*What the task requires*: Below are records. Count every line containing the word "Apartments" and give the number alone.

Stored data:
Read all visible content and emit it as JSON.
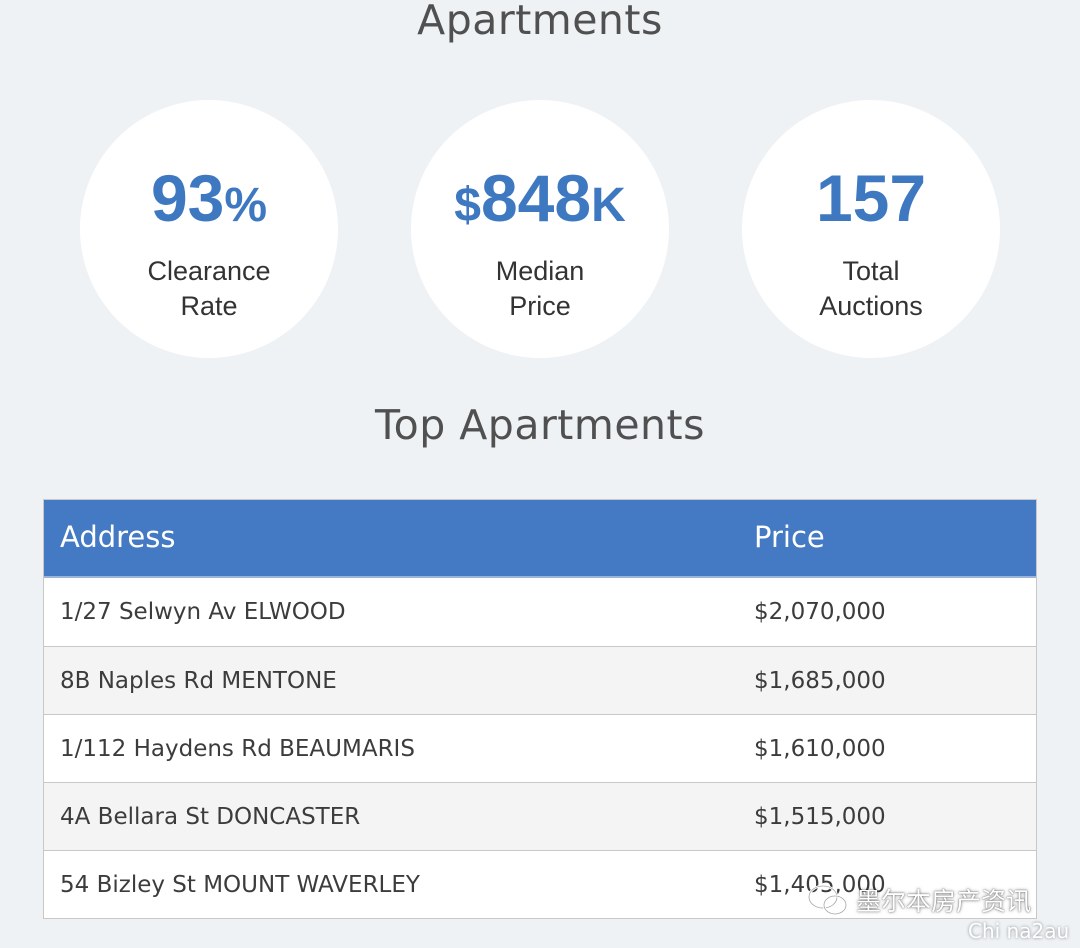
{
  "page": {
    "title": "Apartments"
  },
  "stats": [
    {
      "prefix": "",
      "number": "93",
      "suffix": "%",
      "label_line1": "Clearance",
      "label_line2": "Rate"
    },
    {
      "prefix": "$",
      "number": "848",
      "suffix": "K",
      "label_line1": "Median",
      "label_line2": "Price"
    },
    {
      "prefix": "",
      "number": "157",
      "suffix": "",
      "label_line1": "Total",
      "label_line2": "Auctions"
    }
  ],
  "top_section": {
    "title": "Top Apartments",
    "columns": {
      "address": "Address",
      "price": "Price"
    },
    "rows": [
      {
        "address": "1/27 Selwyn Av ELWOOD",
        "price": "$2,070,000"
      },
      {
        "address": "8B Naples Rd MENTONE",
        "price": "$1,685,000"
      },
      {
        "address": "1/112 Haydens Rd BEAUMARIS",
        "price": "$1,610,000"
      },
      {
        "address": "4A Bellara St DONCASTER",
        "price": "$1,515,000"
      },
      {
        "address": "54 Bizley St MOUNT WAVERLEY",
        "price": "$1,405,000"
      }
    ]
  },
  "watermark": {
    "icon": "wechat-icon",
    "text": "墨尔本房产资讯",
    "sub": "Chi na2au"
  },
  "colors": {
    "accent": "#3d78c1",
    "header_bg": "#4479c4",
    "page_bg": "#eef2f5"
  }
}
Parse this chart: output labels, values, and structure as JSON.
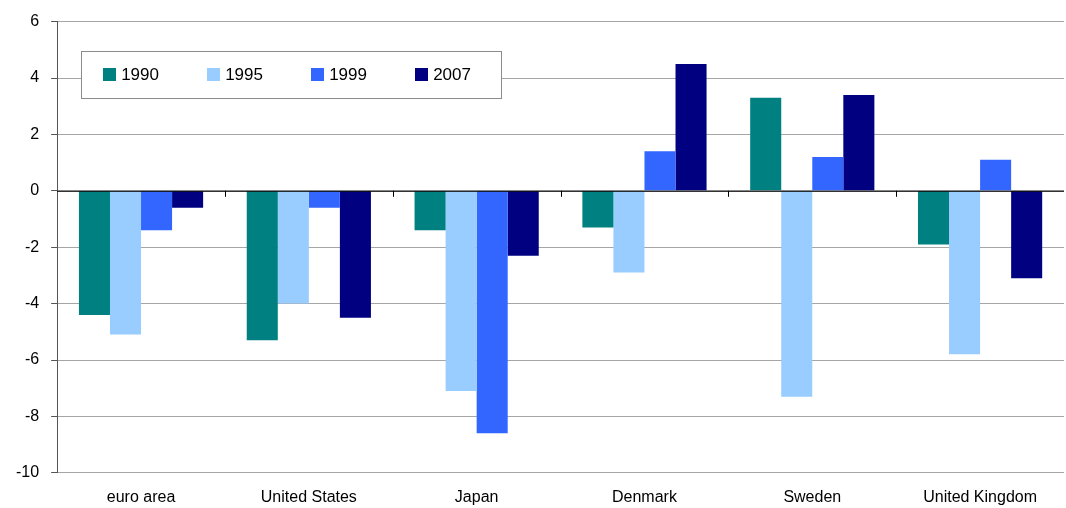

*Exercise result*: 2